[Records from a collection]:
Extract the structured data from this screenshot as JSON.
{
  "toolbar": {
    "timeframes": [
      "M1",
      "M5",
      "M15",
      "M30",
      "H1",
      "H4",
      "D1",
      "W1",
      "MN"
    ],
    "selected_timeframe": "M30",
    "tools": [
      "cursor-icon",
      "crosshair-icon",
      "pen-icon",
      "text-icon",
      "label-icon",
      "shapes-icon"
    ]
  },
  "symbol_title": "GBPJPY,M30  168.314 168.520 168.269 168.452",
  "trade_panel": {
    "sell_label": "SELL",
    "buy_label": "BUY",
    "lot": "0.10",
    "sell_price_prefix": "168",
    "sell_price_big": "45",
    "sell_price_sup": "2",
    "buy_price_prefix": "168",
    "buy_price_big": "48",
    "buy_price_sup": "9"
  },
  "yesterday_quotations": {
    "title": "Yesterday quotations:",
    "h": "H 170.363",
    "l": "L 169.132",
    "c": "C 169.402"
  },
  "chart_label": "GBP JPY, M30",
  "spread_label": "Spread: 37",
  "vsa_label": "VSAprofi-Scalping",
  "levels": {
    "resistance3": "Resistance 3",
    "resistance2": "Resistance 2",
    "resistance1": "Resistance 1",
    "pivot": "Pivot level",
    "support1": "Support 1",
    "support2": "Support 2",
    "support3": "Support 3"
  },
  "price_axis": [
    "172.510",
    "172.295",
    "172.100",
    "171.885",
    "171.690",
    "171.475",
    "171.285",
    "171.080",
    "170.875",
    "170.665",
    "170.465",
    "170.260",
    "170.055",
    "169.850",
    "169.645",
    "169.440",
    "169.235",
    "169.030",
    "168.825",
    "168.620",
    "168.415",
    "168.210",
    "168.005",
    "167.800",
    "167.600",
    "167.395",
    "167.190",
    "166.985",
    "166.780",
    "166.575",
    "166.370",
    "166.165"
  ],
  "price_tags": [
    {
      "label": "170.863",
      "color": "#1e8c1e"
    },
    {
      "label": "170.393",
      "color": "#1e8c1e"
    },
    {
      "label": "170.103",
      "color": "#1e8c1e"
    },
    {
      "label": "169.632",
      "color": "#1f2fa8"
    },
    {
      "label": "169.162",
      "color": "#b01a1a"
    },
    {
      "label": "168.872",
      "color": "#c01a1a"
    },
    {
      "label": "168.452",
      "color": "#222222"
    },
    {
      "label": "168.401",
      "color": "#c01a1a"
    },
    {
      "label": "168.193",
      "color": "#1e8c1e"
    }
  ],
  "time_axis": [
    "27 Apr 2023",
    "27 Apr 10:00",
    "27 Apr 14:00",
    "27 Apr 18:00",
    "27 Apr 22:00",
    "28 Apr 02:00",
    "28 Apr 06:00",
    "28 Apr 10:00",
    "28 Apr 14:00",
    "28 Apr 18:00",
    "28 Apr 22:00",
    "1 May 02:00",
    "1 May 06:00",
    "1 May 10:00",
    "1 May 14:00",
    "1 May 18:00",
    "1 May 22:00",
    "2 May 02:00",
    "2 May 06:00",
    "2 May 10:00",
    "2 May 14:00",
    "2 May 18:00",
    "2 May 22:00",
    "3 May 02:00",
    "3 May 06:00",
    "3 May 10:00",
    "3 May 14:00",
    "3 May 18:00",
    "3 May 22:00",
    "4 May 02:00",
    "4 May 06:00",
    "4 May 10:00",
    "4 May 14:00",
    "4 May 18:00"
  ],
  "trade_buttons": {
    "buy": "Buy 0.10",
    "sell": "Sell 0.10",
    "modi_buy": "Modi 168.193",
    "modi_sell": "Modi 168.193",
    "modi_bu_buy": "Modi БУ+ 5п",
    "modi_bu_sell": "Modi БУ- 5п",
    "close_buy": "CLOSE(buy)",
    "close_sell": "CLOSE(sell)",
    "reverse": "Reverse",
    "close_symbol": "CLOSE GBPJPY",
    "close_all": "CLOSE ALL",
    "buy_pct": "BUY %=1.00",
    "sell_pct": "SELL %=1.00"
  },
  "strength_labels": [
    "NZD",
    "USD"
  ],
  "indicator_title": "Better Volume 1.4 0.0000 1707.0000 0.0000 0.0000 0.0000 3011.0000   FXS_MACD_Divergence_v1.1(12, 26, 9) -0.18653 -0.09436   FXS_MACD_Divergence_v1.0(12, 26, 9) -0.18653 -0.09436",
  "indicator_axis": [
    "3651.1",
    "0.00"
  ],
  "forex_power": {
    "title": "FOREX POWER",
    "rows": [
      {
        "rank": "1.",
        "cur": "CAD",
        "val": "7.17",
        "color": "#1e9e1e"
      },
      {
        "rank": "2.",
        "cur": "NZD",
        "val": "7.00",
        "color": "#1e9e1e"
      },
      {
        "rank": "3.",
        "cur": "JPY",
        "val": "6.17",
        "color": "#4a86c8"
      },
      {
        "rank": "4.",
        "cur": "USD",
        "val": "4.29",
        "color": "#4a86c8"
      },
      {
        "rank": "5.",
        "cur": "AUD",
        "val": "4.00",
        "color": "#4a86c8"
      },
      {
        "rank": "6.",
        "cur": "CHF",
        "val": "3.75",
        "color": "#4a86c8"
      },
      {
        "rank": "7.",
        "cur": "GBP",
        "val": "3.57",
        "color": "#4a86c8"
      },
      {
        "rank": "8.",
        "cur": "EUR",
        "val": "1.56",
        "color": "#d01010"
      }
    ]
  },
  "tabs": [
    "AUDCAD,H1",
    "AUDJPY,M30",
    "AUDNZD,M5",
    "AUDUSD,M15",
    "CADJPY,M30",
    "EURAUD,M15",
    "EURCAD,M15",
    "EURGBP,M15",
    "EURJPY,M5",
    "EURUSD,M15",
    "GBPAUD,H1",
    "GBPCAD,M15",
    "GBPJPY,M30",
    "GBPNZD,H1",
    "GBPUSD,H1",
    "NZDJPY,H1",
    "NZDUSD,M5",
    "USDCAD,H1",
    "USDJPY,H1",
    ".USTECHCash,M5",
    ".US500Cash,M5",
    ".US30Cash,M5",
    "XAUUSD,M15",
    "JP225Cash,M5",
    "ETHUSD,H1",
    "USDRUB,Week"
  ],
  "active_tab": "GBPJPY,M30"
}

[Request]:
Copy each record from above without leaving any out.

[Written response]:
Extract the structured data from this screenshot as JSON.
{
  "toolbar": {
    "timeframes": [
      "M1",
      "M5",
      "M15",
      "M30",
      "H1",
      "H4",
      "D1",
      "W1",
      "MN"
    ],
    "selected_timeframe": "M30",
    "tools": [
      "cursor-icon",
      "crosshair-icon",
      "pen-icon",
      "text-icon",
      "label-icon",
      "shapes-icon"
    ]
  },
  "symbol_title": "GBPJPY,M30  168.314 168.520 168.269 168.452",
  "trade_panel": {
    "sell_label": "SELL",
    "buy_label": "BUY",
    "lot": "0.10",
    "sell_price_prefix": "168",
    "sell_price_big": "45",
    "sell_price_sup": "2",
    "buy_price_prefix": "168",
    "buy_price_big": "48",
    "buy_price_sup": "9"
  },
  "yesterday_quotations": {
    "title": "Yesterday quotations:",
    "h": "H 170.363",
    "l": "L 169.132",
    "c": "C 169.402"
  },
  "chart_label": "GBP JPY, M30",
  "spread_label": "Spread: 37",
  "vsa_label": "VSAprofi-Scalping",
  "levels": {
    "resistance3": "Resistance 3",
    "resistance2": "Resistance 2",
    "resistance1": "Resistance 1",
    "pivot": "Pivot level",
    "support1": "Support 1",
    "support2": "Support 2",
    "support3": "Support 3"
  },
  "price_axis": [
    "172.510",
    "172.295",
    "172.100",
    "171.885",
    "171.690",
    "171.475",
    "171.285",
    "171.080",
    "170.875",
    "170.665",
    "170.465",
    "170.260",
    "170.055",
    "169.850",
    "169.645",
    "169.440",
    "169.235",
    "169.030",
    "168.825",
    "168.620",
    "168.415",
    "168.210",
    "168.005",
    "167.800",
    "167.600",
    "167.395",
    "167.190",
    "166.985",
    "166.780",
    "166.575",
    "166.370",
    "166.165"
  ],
  "price_tags": [
    {
      "label": "170.863",
      "color": "#1e8c1e"
    },
    {
      "label": "170.393",
      "color": "#1e8c1e"
    },
    {
      "label": "170.103",
      "color": "#1e8c1e"
    },
    {
      "label": "169.632",
      "color": "#1f2fa8"
    },
    {
      "label": "169.162",
      "color": "#b01a1a"
    },
    {
      "label": "168.872",
      "color": "#c01a1a"
    },
    {
      "label": "168.452",
      "color": "#222222"
    },
    {
      "label": "168.401",
      "color": "#c01a1a"
    },
    {
      "label": "168.193",
      "color": "#1e8c1e"
    }
  ],
  "time_axis": [
    "27 Apr 2023",
    "27 Apr 10:00",
    "27 Apr 14:00",
    "27 Apr 18:00",
    "27 Apr 22:00",
    "28 Apr 02:00",
    "28 Apr 06:00",
    "28 Apr 10:00",
    "28 Apr 14:00",
    "28 Apr 18:00",
    "28 Apr 22:00",
    "1 May 02:00",
    "1 May 06:00",
    "1 May 10:00",
    "1 May 14:00",
    "1 May 18:00",
    "1 May 22:00",
    "2 May 02:00",
    "2 May 06:00",
    "2 May 10:00",
    "2 May 14:00",
    "2 May 18:00",
    "2 May 22:00",
    "3 May 02:00",
    "3 May 06:00",
    "3 May 10:00",
    "3 May 14:00",
    "3 May 18:00",
    "3 May 22:00",
    "4 May 02:00",
    "4 May 06:00",
    "4 May 10:00",
    "4 May 14:00",
    "4 May 18:00"
  ],
  "trade_buttons": {
    "buy": "Buy 0.10",
    "sell": "Sell 0.10",
    "modi_buy": "Modi 168.193",
    "modi_sell": "Modi 168.193",
    "modi_bu_buy": "Modi БУ+ 5п",
    "modi_bu_sell": "Modi БУ- 5п",
    "close_buy": "CLOSE(buy)",
    "close_sell": "CLOSE(sell)",
    "reverse": "Reverse",
    "close_symbol": "CLOSE GBPJPY",
    "close_all": "CLOSE ALL",
    "buy_pct": "BUY %=1.00",
    "sell_pct": "SELL %=1.00"
  },
  "strength_labels": [
    "NZD",
    "USD"
  ],
  "indicator_title": "Better Volume 1.4 0.0000 1707.0000 0.0000 0.0000 0.0000 3011.0000   FXS_MACD_Divergence_v1.1(12, 26, 9) -0.18653 -0.09436   FXS_MACD_Divergence_v1.0(12, 26, 9) -0.18653 -0.09436",
  "indicator_axis": [
    "3651.1",
    "0.00"
  ],
  "forex_power": {
    "title": "FOREX POWER",
    "rows": [
      {
        "rank": "1.",
        "cur": "CAD",
        "val": "7.17",
        "color": "#1e9e1e"
      },
      {
        "rank": "2.",
        "cur": "NZD",
        "val": "7.00",
        "color": "#1e9e1e"
      },
      {
        "rank": "3.",
        "cur": "JPY",
        "val": "6.17",
        "color": "#4a86c8"
      },
      {
        "rank": "4.",
        "cur": "USD",
        "val": "4.29",
        "color": "#4a86c8"
      },
      {
        "rank": "5.",
        "cur": "AUD",
        "val": "4.00",
        "color": "#4a86c8"
      },
      {
        "rank": "6.",
        "cur": "CHF",
        "val": "3.75",
        "color": "#4a86c8"
      },
      {
        "rank": "7.",
        "cur": "GBP",
        "val": "3.57",
        "color": "#4a86c8"
      },
      {
        "rank": "8.",
        "cur": "EUR",
        "val": "1.56",
        "color": "#d01010"
      }
    ]
  },
  "tabs": [
    "AUDCAD,H1",
    "AUDJPY,M30",
    "AUDNZD,M5",
    "AUDUSD,M15",
    "CADJPY,M30",
    "EURAUD,M15",
    "EURCAD,M15",
    "EURGBP,M15",
    "EURJPY,M5",
    "EURUSD,M15",
    "GBPAUD,H1",
    "GBPCAD,M15",
    "GBPJPY,M30",
    "GBPNZD,H1",
    "GBPUSD,H1",
    "NZDJPY,H1",
    "NZDUSD,M5",
    "USDCAD,H1",
    "USDJPY,H1",
    ".USTECHCash,M5",
    ".US500Cash,M5",
    ".US30Cash,M5",
    "XAUUSD,M15",
    "JP225Cash,M5",
    "ETHUSD,H1",
    "USDRUB,Week"
  ],
  "active_tab": "GBPJPY,M30"
}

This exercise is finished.